JOB: Tell how many lines in these records contain the string "each", with only the number as the reply.

Entries with figure data:
──────

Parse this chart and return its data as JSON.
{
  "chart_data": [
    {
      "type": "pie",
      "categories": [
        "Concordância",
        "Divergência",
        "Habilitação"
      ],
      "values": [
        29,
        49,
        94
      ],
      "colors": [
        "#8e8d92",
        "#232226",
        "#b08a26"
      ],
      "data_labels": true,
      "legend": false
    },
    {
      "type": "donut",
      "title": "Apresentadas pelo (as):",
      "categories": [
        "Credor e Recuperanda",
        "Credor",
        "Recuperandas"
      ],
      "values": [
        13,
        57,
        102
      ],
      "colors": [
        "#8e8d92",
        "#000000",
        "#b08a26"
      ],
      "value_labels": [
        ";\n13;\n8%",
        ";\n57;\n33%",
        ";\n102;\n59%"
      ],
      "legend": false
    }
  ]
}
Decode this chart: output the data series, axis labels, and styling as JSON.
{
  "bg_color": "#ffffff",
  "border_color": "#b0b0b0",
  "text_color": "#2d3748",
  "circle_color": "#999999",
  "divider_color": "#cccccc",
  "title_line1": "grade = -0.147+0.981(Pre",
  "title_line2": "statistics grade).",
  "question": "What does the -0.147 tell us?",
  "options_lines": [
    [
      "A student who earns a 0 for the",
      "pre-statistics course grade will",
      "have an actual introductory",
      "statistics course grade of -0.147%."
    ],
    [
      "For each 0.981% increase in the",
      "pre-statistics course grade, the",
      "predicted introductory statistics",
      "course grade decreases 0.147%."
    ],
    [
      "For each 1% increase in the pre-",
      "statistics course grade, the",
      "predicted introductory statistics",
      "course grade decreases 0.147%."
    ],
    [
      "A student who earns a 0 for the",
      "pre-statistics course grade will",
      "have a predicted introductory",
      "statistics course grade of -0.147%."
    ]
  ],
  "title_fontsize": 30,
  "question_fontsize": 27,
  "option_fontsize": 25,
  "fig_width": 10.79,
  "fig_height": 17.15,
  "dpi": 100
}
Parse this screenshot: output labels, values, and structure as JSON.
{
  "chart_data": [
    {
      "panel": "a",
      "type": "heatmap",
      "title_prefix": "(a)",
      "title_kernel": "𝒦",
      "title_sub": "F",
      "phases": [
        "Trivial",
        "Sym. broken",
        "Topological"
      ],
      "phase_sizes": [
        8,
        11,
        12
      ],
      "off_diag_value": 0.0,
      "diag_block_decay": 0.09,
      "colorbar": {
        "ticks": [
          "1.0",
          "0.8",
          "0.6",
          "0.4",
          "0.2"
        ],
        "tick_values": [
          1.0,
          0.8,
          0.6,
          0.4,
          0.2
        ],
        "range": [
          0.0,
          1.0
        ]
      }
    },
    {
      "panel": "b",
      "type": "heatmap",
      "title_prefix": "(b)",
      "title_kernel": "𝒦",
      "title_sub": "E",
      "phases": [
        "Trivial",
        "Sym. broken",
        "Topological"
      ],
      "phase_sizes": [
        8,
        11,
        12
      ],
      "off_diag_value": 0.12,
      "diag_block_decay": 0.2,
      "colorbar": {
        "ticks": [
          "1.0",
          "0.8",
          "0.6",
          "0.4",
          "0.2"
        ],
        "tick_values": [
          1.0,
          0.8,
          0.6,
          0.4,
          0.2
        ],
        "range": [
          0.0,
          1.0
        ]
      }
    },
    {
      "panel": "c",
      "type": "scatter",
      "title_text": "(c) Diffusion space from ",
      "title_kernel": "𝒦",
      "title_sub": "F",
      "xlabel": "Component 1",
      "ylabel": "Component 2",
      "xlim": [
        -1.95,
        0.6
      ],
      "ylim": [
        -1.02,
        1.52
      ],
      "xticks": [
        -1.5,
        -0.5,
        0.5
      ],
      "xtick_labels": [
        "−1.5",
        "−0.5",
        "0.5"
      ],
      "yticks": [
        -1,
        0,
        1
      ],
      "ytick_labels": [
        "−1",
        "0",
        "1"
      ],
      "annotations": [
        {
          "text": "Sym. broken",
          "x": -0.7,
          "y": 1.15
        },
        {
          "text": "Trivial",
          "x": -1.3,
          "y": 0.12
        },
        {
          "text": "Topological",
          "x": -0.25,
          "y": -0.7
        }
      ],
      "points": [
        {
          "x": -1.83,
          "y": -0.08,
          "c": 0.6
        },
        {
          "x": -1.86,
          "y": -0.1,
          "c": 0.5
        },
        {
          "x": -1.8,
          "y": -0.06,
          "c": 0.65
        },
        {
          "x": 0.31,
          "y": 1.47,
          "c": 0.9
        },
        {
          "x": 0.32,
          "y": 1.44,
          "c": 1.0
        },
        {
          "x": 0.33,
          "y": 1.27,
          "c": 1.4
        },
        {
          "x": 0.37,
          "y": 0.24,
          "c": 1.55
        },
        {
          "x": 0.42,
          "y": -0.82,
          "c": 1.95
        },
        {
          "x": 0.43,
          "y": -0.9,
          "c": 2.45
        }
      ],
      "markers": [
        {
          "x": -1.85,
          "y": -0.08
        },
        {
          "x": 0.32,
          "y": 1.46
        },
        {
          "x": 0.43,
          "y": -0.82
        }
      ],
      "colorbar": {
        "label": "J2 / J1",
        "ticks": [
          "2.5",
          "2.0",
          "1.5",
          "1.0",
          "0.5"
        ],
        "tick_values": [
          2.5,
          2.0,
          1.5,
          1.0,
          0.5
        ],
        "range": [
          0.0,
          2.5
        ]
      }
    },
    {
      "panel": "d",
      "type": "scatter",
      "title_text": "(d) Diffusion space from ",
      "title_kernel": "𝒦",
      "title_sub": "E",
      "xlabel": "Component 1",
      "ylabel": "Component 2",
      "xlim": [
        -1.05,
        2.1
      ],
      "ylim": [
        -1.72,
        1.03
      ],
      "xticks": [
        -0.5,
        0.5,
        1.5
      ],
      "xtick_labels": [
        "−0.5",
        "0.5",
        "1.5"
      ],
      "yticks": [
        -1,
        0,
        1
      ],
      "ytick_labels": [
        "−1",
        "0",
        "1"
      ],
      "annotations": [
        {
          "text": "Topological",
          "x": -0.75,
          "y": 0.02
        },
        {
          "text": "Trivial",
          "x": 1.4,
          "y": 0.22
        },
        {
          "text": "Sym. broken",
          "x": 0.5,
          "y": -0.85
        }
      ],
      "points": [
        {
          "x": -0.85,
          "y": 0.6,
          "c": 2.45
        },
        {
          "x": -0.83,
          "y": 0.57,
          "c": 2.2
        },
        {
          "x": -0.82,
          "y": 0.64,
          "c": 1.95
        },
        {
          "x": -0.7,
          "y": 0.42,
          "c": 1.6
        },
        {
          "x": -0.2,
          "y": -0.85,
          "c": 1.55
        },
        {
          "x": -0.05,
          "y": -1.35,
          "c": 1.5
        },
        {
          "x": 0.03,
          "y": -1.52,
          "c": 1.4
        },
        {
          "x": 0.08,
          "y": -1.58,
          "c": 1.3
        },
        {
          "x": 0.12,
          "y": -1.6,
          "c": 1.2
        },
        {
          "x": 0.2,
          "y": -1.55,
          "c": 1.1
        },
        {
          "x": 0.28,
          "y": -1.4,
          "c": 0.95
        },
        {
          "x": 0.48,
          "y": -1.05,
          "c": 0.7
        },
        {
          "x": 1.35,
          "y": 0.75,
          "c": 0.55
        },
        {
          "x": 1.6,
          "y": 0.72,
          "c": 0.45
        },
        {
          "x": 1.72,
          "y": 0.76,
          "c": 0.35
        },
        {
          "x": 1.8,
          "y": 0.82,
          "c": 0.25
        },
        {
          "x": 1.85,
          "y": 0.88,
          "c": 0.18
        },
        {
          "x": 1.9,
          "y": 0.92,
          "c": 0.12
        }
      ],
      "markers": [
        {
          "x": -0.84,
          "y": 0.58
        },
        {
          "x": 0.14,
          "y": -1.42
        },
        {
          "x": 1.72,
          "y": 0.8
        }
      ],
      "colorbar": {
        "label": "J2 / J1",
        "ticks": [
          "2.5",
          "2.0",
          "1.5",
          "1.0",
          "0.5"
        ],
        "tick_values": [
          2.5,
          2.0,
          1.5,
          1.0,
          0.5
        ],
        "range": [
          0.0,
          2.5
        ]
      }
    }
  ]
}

──────

WRITTEN REPLY: 2